- **Exercise directions**: The entries below should be quoted exactly, with no pictures carried over.

- **Supplied records**:
------------------------
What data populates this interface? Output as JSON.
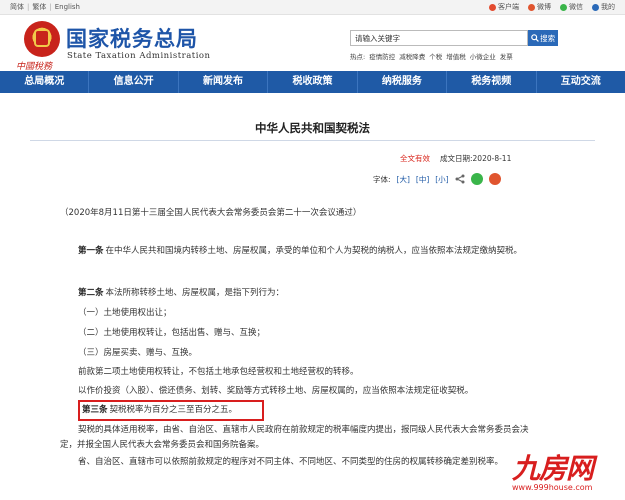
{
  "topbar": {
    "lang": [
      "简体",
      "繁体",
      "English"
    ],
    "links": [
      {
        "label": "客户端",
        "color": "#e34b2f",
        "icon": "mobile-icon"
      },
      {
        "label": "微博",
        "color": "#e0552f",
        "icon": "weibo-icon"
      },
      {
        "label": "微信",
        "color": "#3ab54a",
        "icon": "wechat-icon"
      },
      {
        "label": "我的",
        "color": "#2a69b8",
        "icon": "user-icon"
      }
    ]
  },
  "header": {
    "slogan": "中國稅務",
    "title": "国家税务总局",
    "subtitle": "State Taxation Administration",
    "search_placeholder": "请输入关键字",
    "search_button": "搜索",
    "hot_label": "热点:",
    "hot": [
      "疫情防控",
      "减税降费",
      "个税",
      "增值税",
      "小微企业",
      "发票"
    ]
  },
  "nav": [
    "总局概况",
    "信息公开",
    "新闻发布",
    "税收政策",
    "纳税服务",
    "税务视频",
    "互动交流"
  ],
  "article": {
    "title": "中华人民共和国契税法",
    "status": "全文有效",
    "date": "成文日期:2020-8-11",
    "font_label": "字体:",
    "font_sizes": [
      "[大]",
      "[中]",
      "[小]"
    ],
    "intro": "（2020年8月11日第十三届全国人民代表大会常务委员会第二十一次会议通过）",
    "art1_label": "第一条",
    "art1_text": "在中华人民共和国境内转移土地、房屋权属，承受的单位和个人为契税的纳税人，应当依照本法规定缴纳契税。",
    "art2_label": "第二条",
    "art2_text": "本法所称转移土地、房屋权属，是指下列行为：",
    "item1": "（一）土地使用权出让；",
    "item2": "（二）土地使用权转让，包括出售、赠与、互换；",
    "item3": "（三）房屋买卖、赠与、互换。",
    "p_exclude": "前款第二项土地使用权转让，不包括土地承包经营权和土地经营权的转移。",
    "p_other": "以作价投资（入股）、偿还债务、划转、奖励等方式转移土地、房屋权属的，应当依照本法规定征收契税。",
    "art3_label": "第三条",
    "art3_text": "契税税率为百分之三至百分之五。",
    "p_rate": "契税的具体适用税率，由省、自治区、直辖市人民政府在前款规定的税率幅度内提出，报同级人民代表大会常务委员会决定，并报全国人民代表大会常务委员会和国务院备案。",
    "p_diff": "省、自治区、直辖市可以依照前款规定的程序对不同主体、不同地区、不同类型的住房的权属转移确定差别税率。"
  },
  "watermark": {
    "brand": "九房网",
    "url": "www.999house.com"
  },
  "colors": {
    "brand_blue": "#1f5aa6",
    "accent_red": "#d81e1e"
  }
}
------------------------
- **Solution below**:
What data populates this interface? Output as JSON.
{
  "topbar": {
    "lang": [
      "简体",
      "繁体",
      "English"
    ],
    "links": [
      {
        "label": "客户端",
        "color": "#e34b2f",
        "icon": "mobile-icon"
      },
      {
        "label": "微博",
        "color": "#e0552f",
        "icon": "weibo-icon"
      },
      {
        "label": "微信",
        "color": "#3ab54a",
        "icon": "wechat-icon"
      },
      {
        "label": "我的",
        "color": "#2a69b8",
        "icon": "user-icon"
      }
    ]
  },
  "header": {
    "slogan": "中國稅務",
    "title": "国家税务总局",
    "subtitle": "State Taxation Administration",
    "search_placeholder": "请输入关键字",
    "search_button": "搜索",
    "hot_label": "热点:",
    "hot": [
      "疫情防控",
      "减税降费",
      "个税",
      "增值税",
      "小微企业",
      "发票"
    ]
  },
  "nav": [
    "总局概况",
    "信息公开",
    "新闻发布",
    "税收政策",
    "纳税服务",
    "税务视频",
    "互动交流"
  ],
  "article": {
    "title": "中华人民共和国契税法",
    "status": "全文有效",
    "date": "成文日期:2020-8-11",
    "font_label": "字体:",
    "font_sizes": [
      "[大]",
      "[中]",
      "[小]"
    ],
    "intro": "（2020年8月11日第十三届全国人民代表大会常务委员会第二十一次会议通过）",
    "art1_label": "第一条",
    "art1_text": "在中华人民共和国境内转移土地、房屋权属，承受的单位和个人为契税的纳税人，应当依照本法规定缴纳契税。",
    "art2_label": "第二条",
    "art2_text": "本法所称转移土地、房屋权属，是指下列行为：",
    "item1": "（一）土地使用权出让；",
    "item2": "（二）土地使用权转让，包括出售、赠与、互换；",
    "item3": "（三）房屋买卖、赠与、互换。",
    "p_exclude": "前款第二项土地使用权转让，不包括土地承包经营权和土地经营权的转移。",
    "p_other": "以作价投资（入股）、偿还债务、划转、奖励等方式转移土地、房屋权属的，应当依照本法规定征收契税。",
    "art3_label": "第三条",
    "art3_text": "契税税率为百分之三至百分之五。",
    "p_rate": "契税的具体适用税率，由省、自治区、直辖市人民政府在前款规定的税率幅度内提出，报同级人民代表大会常务委员会决定，并报全国人民代表大会常务委员会和国务院备案。",
    "p_diff": "省、自治区、直辖市可以依照前款规定的程序对不同主体、不同地区、不同类型的住房的权属转移确定差别税率。"
  },
  "watermark": {
    "brand": "九房网",
    "url": "www.999house.com"
  },
  "colors": {
    "brand_blue": "#1f5aa6",
    "accent_red": "#d81e1e"
  }
}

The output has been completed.